◆ Work to be completed: Find every line below that contains the word "Consulting" and copy it out.
* * * *
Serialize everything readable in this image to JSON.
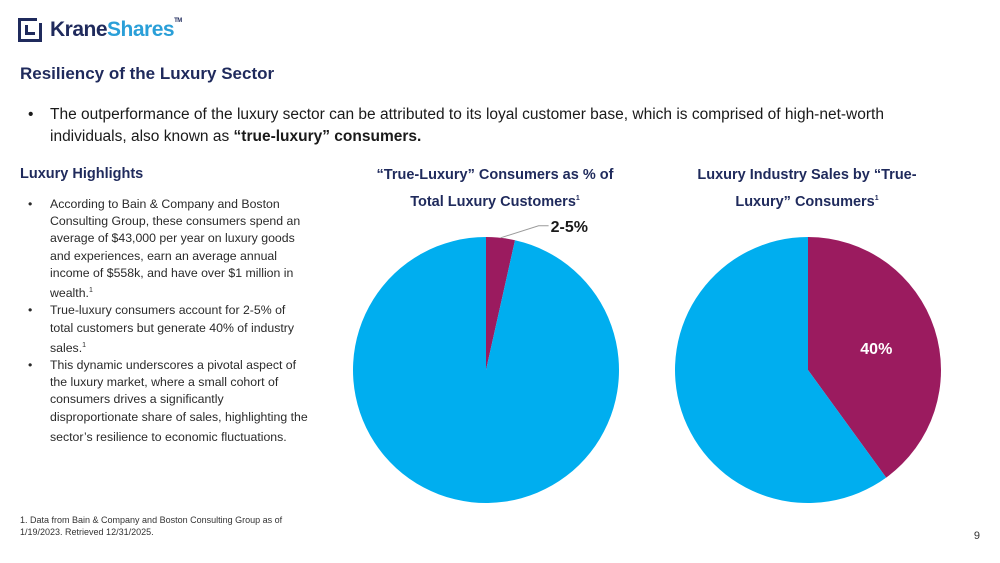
{
  "brand": {
    "name_dark": "Krane",
    "name_blue": "Shares",
    "tm": "TM"
  },
  "page_title": "Resiliency of the Luxury Sector",
  "intro": {
    "bullet": "•",
    "text": "The outperformance of the luxury sector can be attributed to its loyal customer base, which is comprised of high-net-worth individuals, also known as ",
    "emphasis": "“true-luxury” consumers."
  },
  "highlights": {
    "title": "Luxury Highlights",
    "items": [
      {
        "text": "According to Bain & Company and Boston Consulting Group, these consumers spend an average of $43,000 per year on luxury goods and experiences, earn an average annual income of $558k, and have over $1 million in wealth.",
        "sup": "1"
      },
      {
        "text": "True-luxury consumers account for 2-5% of total customers but generate 40% of industry sales.",
        "sup": "1"
      },
      {
        "text": "This dynamic underscores a pivotal aspect of the luxury market, where a small cohort of consumers drives a significantly disproportionate share of sales, highlighting the sector’s resilience to economic fluctuations.",
        "sup": ""
      }
    ]
  },
  "colors": {
    "navy": "#1f2a5c",
    "blue": "#00aeef",
    "magenta": "#9b1b5f"
  },
  "chart_data": [
    {
      "type": "pie",
      "title": "“True-Luxury” Consumers as % of Total Luxury Customers",
      "title_sup": "1",
      "slices": [
        {
          "label": "2-5%",
          "value": 3.5,
          "color": "#9b1b5f"
        },
        {
          "label": "",
          "value": 96.5,
          "color": "#00aeef"
        }
      ]
    },
    {
      "type": "pie",
      "title": "Luxury Industry Sales by “True-Luxury” Consumers",
      "title_sup": "1",
      "slices": [
        {
          "label": "40%",
          "value": 40,
          "color": "#9b1b5f"
        },
        {
          "label": "",
          "value": 60,
          "color": "#00aeef"
        }
      ]
    }
  ],
  "footnote": "1. Data from Bain & Company and Boston Consulting Group as of 1/19/2023. Retrieved 12/31/2025.",
  "page_number": "9"
}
* * * *
◆ Task solution:
        "text": "According to Bain & Company and Boston Consulting Group, these consumers spend an average of $43,000 per year on luxury goods and experiences, earn an average annual income of $558k, and have over $1 million in wealth.",
  "footnote": "1. Data from Bain & Company and Boston Consulting Group as of 1/19/2023. Retrieved 12/31/2025.",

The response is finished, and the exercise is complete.